__PROBLEM__
Only lines with the word "baidu" are needed; collect each of them from the listing below.

[START SUPPLIED MATERIAL]

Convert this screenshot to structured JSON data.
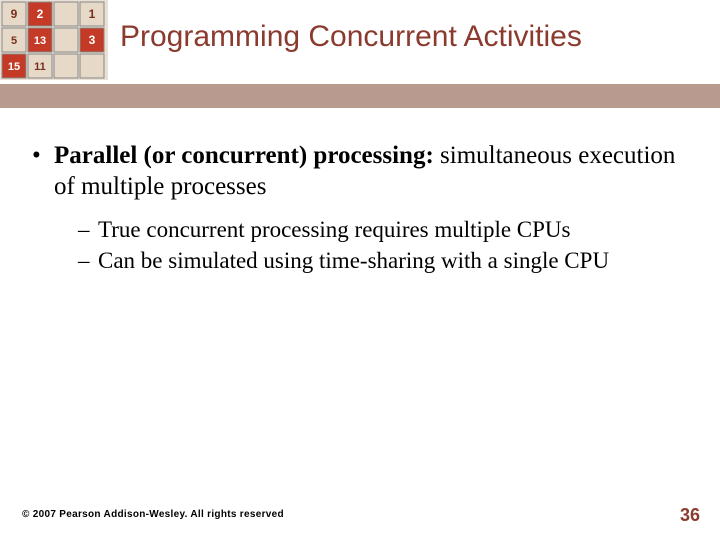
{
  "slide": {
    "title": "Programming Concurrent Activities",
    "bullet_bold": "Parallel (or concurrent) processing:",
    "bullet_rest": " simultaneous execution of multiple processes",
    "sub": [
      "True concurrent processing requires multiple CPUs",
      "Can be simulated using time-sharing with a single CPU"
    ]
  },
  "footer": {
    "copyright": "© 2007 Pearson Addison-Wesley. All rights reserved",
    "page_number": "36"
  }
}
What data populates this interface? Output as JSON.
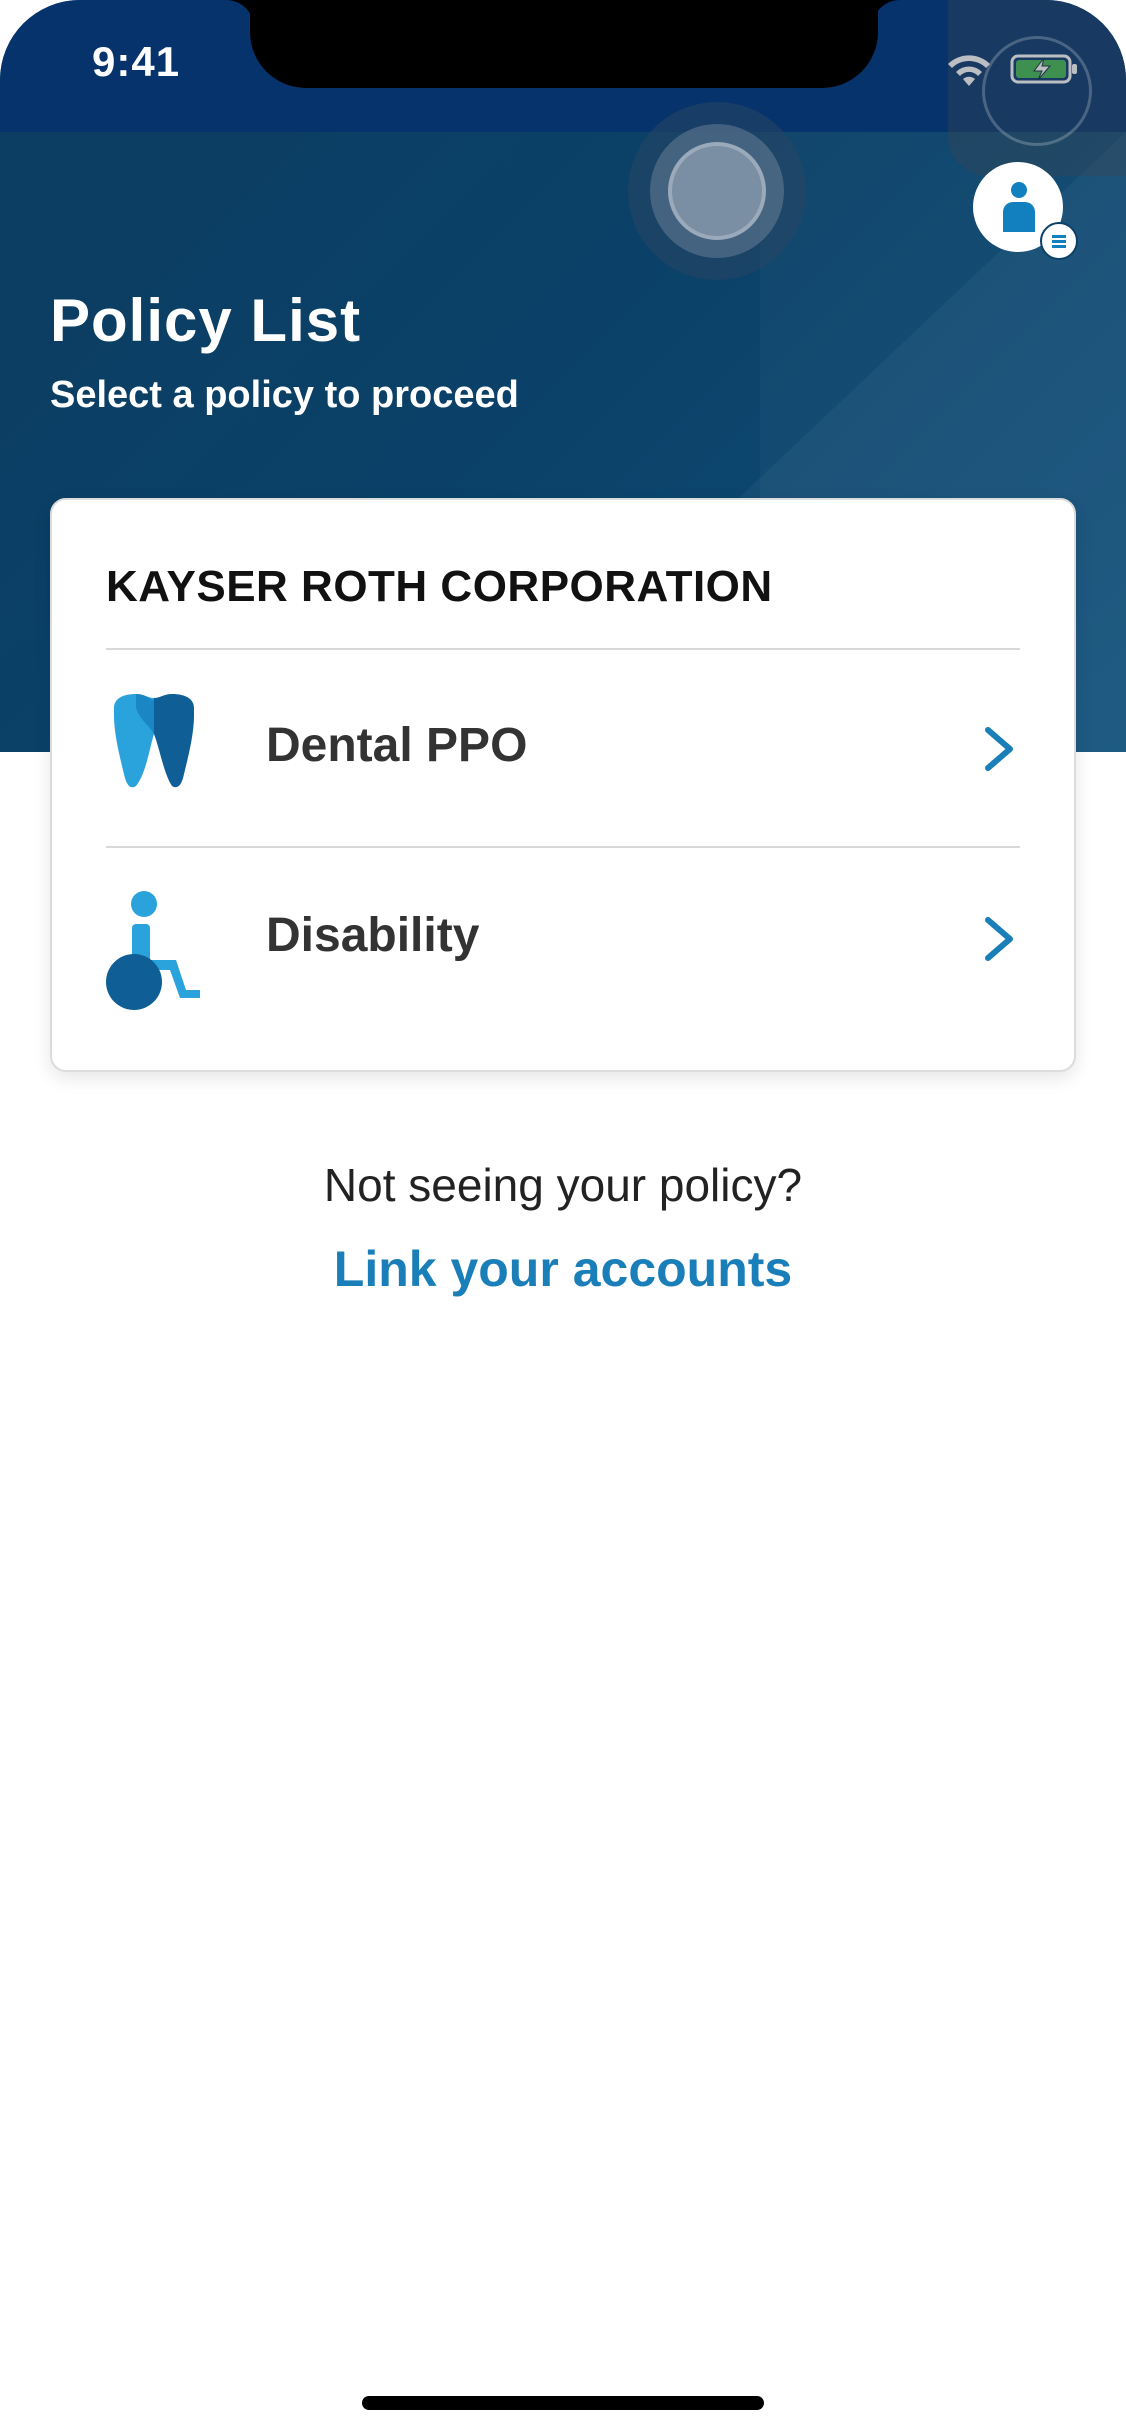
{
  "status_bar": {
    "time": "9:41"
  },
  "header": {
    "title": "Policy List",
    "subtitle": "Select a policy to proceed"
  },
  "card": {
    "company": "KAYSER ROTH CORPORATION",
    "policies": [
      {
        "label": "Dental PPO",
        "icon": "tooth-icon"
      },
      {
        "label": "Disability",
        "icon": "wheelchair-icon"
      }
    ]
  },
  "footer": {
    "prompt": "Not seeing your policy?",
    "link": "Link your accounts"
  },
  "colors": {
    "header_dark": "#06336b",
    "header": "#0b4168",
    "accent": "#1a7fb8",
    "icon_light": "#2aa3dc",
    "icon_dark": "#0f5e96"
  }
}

[END SUPPLIED MATERIAL]
[START SUPPLIED MATERIAL]

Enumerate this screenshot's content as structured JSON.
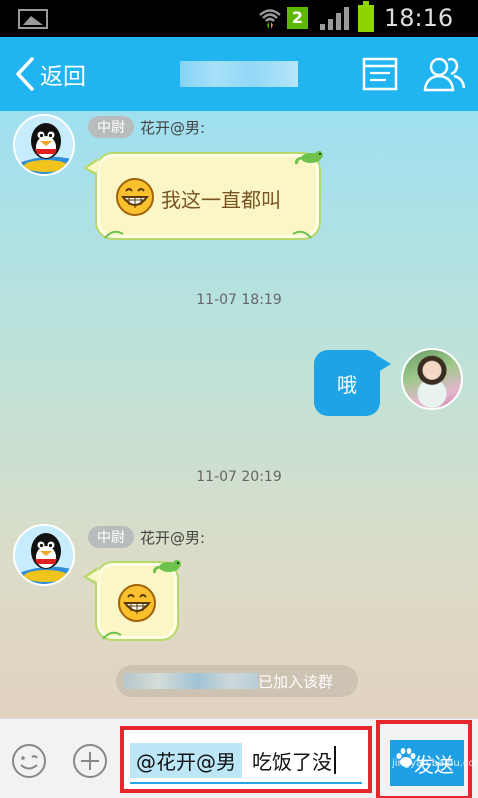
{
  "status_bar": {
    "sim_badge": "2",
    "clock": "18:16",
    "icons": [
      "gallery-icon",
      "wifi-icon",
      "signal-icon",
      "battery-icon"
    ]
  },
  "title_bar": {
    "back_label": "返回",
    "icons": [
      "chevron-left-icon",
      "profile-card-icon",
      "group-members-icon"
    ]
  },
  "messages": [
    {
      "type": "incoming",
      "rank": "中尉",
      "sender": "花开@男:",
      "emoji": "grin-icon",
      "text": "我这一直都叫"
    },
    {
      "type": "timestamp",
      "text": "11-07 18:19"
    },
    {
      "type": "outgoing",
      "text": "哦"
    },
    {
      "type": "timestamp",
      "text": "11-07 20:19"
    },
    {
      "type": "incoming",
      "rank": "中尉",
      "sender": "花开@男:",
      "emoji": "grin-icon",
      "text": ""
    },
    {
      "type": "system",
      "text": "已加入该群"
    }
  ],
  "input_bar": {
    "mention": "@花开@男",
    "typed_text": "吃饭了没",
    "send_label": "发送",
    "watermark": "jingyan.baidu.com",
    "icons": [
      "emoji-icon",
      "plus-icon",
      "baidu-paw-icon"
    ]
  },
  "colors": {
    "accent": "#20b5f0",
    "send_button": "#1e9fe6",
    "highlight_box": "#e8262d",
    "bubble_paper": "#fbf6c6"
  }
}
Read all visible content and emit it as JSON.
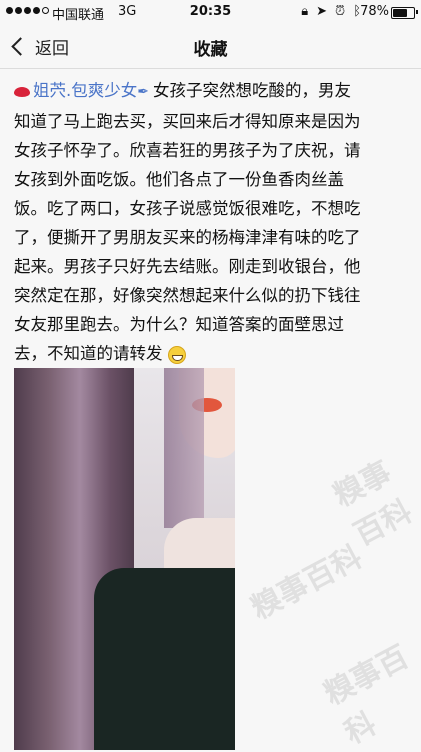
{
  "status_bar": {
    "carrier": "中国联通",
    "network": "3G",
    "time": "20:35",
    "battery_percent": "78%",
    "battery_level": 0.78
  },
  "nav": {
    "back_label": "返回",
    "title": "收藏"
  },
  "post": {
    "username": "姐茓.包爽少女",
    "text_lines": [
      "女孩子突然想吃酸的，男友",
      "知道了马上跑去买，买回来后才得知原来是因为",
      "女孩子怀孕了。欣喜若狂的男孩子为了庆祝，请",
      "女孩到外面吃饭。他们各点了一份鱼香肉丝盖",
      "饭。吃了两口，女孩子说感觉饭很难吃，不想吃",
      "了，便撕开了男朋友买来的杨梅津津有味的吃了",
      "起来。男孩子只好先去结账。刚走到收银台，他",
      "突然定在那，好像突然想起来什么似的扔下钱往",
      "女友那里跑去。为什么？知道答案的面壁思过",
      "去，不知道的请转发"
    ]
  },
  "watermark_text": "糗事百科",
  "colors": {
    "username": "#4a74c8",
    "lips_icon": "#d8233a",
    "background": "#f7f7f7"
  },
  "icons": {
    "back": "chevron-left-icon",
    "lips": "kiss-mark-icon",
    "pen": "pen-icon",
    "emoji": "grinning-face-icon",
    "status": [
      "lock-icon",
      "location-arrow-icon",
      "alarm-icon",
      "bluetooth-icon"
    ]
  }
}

[END SUPPLIED MATERIAL]

__FULL OUTPUT__
    "watermark": "jingyan.baidu.com",
      "baidu-paw-icon"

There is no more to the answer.